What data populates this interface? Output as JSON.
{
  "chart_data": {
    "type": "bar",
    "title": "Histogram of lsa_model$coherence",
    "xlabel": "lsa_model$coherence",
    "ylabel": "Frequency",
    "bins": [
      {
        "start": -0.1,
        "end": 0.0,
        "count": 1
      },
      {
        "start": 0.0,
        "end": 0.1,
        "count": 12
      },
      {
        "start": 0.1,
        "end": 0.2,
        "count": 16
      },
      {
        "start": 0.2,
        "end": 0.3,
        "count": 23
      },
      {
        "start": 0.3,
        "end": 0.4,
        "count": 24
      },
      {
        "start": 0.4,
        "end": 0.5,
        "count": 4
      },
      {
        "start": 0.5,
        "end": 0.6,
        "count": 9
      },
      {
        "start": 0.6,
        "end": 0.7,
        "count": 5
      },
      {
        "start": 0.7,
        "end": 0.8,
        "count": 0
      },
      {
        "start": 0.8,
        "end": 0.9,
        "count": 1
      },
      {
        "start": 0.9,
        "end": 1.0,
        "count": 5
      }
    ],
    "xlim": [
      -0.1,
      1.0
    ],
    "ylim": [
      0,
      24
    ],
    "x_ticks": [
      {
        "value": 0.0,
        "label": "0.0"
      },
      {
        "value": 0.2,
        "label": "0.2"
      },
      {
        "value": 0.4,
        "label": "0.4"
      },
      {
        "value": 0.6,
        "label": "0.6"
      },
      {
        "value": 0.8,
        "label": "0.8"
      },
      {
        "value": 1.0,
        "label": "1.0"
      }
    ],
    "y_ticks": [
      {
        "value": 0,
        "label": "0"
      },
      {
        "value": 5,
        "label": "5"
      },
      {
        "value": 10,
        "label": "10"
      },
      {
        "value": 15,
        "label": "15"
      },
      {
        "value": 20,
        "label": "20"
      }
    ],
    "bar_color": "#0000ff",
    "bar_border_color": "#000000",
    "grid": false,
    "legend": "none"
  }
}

+-------+

** YOUR TASK **
Output the lines above verbatim and in full.

** SOLUTION FOR THIS PROBLEM **
What data populates this interface? Output as JSON.
{
  "chart_data": {
    "type": "bar",
    "title": "Histogram of lsa_model$coherence",
    "xlabel": "lsa_model$coherence",
    "ylabel": "Frequency",
    "bins": [
      {
        "start": -0.1,
        "end": 0.0,
        "count": 1
      },
      {
        "start": 0.0,
        "end": 0.1,
        "count": 12
      },
      {
        "start": 0.1,
        "end": 0.2,
        "count": 16
      },
      {
        "start": 0.2,
        "end": 0.3,
        "count": 23
      },
      {
        "start": 0.3,
        "end": 0.4,
        "count": 24
      },
      {
        "start": 0.4,
        "end": 0.5,
        "count": 4
      },
      {
        "start": 0.5,
        "end": 0.6,
        "count": 9
      },
      {
        "start": 0.6,
        "end": 0.7,
        "count": 5
      },
      {
        "start": 0.7,
        "end": 0.8,
        "count": 0
      },
      {
        "start": 0.8,
        "end": 0.9,
        "count": 1
      },
      {
        "start": 0.9,
        "end": 1.0,
        "count": 5
      }
    ],
    "xlim": [
      -0.1,
      1.0
    ],
    "ylim": [
      0,
      24
    ],
    "x_ticks": [
      {
        "value": 0.0,
        "label": "0.0"
      },
      {
        "value": 0.2,
        "label": "0.2"
      },
      {
        "value": 0.4,
        "label": "0.4"
      },
      {
        "value": 0.6,
        "label": "0.6"
      },
      {
        "value": 0.8,
        "label": "0.8"
      },
      {
        "value": 1.0,
        "label": "1.0"
      }
    ],
    "y_ticks": [
      {
        "value": 0,
        "label": "0"
      },
      {
        "value": 5,
        "label": "5"
      },
      {
        "value": 10,
        "label": "10"
      },
      {
        "value": 15,
        "label": "15"
      },
      {
        "value": 20,
        "label": "20"
      }
    ],
    "bar_color": "#0000ff",
    "bar_border_color": "#000000",
    "grid": false,
    "legend": "none"
  }
}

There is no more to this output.